## What the task asks:
Go through the records underneath and write each one out again exactly.
# start of Data provided
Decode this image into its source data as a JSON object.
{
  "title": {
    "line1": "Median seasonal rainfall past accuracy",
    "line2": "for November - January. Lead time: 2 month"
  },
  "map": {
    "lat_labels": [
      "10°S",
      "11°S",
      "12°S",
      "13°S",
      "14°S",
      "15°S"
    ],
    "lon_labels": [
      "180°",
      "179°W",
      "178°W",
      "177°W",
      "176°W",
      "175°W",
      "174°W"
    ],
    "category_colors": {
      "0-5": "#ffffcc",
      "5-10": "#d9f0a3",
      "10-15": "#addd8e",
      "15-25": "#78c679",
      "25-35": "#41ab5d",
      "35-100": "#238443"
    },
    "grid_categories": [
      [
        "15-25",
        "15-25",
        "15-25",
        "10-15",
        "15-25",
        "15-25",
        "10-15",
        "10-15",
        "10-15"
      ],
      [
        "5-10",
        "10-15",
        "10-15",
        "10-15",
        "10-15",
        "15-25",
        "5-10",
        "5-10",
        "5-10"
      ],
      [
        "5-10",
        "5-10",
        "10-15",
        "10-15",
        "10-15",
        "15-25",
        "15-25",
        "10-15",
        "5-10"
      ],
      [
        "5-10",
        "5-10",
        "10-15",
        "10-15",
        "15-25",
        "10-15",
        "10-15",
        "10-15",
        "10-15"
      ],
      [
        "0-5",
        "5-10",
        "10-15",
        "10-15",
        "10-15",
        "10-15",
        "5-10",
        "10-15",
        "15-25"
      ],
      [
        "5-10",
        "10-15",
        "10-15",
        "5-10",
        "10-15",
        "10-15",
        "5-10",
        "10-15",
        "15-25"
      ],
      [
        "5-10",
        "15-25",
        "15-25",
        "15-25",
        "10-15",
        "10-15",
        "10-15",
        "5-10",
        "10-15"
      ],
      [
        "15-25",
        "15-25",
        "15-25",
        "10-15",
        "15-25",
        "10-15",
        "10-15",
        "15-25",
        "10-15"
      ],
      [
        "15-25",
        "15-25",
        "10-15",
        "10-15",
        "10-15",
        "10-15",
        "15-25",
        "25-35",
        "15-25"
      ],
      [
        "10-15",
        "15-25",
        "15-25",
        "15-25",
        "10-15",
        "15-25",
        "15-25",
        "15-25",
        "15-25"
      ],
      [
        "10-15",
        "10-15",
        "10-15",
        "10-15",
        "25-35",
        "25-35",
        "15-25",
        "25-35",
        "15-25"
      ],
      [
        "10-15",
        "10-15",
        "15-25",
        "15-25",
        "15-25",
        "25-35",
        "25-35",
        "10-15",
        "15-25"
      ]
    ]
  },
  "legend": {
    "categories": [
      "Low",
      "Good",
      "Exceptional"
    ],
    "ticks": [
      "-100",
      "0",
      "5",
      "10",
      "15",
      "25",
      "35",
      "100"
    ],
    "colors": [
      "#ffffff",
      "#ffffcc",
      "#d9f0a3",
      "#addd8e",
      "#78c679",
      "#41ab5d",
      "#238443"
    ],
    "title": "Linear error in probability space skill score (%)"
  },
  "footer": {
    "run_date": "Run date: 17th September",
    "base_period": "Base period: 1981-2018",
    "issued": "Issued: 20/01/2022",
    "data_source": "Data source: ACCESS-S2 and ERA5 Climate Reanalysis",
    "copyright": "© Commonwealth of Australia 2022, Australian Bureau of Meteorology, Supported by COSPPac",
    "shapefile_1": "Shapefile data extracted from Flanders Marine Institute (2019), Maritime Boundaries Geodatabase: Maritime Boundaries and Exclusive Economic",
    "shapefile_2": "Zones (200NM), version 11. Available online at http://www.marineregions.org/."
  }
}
# end of Data provided
## Task output:
Decode this image into its source data as a JSON object.
{
  "title": {
    "line1": "Median seasonal rainfall past accuracy",
    "line2": "for November - January. Lead time: 2 month"
  },
  "map": {
    "lat_labels": [
      "10°S",
      "11°S",
      "12°S",
      "13°S",
      "14°S",
      "15°S"
    ],
    "lon_labels": [
      "180°",
      "179°W",
      "178°W",
      "177°W",
      "176°W",
      "175°W",
      "174°W"
    ],
    "category_colors": {
      "0-5": "#ffffcc",
      "5-10": "#d9f0a3",
      "10-15": "#addd8e",
      "15-25": "#78c679",
      "25-35": "#41ab5d",
      "35-100": "#238443"
    },
    "grid_categories": [
      [
        "15-25",
        "15-25",
        "15-25",
        "10-15",
        "15-25",
        "15-25",
        "10-15",
        "10-15",
        "10-15"
      ],
      [
        "5-10",
        "10-15",
        "10-15",
        "10-15",
        "10-15",
        "15-25",
        "5-10",
        "5-10",
        "5-10"
      ],
      [
        "5-10",
        "5-10",
        "10-15",
        "10-15",
        "10-15",
        "15-25",
        "15-25",
        "10-15",
        "5-10"
      ],
      [
        "5-10",
        "5-10",
        "10-15",
        "10-15",
        "15-25",
        "10-15",
        "10-15",
        "10-15",
        "10-15"
      ],
      [
        "0-5",
        "5-10",
        "10-15",
        "10-15",
        "10-15",
        "10-15",
        "5-10",
        "10-15",
        "15-25"
      ],
      [
        "5-10",
        "10-15",
        "10-15",
        "5-10",
        "10-15",
        "10-15",
        "5-10",
        "10-15",
        "15-25"
      ],
      [
        "5-10",
        "15-25",
        "15-25",
        "15-25",
        "10-15",
        "10-15",
        "10-15",
        "5-10",
        "10-15"
      ],
      [
        "15-25",
        "15-25",
        "15-25",
        "10-15",
        "15-25",
        "10-15",
        "10-15",
        "15-25",
        "10-15"
      ],
      [
        "15-25",
        "15-25",
        "10-15",
        "10-15",
        "10-15",
        "10-15",
        "15-25",
        "25-35",
        "15-25"
      ],
      [
        "10-15",
        "15-25",
        "15-25",
        "15-25",
        "10-15",
        "15-25",
        "15-25",
        "15-25",
        "15-25"
      ],
      [
        "10-15",
        "10-15",
        "10-15",
        "10-15",
        "25-35",
        "25-35",
        "15-25",
        "25-35",
        "15-25"
      ],
      [
        "10-15",
        "10-15",
        "15-25",
        "15-25",
        "15-25",
        "25-35",
        "25-35",
        "10-15",
        "15-25"
      ]
    ]
  },
  "legend": {
    "categories": [
      "Low",
      "Good",
      "Exceptional"
    ],
    "ticks": [
      "-100",
      "0",
      "5",
      "10",
      "15",
      "25",
      "35",
      "100"
    ],
    "colors": [
      "#ffffff",
      "#ffffcc",
      "#d9f0a3",
      "#addd8e",
      "#78c679",
      "#41ab5d",
      "#238443"
    ],
    "title": "Linear error in probability space skill score (%)"
  },
  "footer": {
    "run_date": "Run date: 17th September",
    "base_period": "Base period: 1981-2018",
    "issued": "Issued: 20/01/2022",
    "data_source": "Data source: ACCESS-S2 and ERA5 Climate Reanalysis",
    "copyright": "© Commonwealth of Australia 2022, Australian Bureau of Meteorology, Supported by COSPPac",
    "shapefile_1": "Shapefile data extracted from Flanders Marine Institute (2019), Maritime Boundaries Geodatabase: Maritime Boundaries and Exclusive Economic",
    "shapefile_2": "Zones (200NM), version 11. Available online at http://www.marineregions.org/."
  }
}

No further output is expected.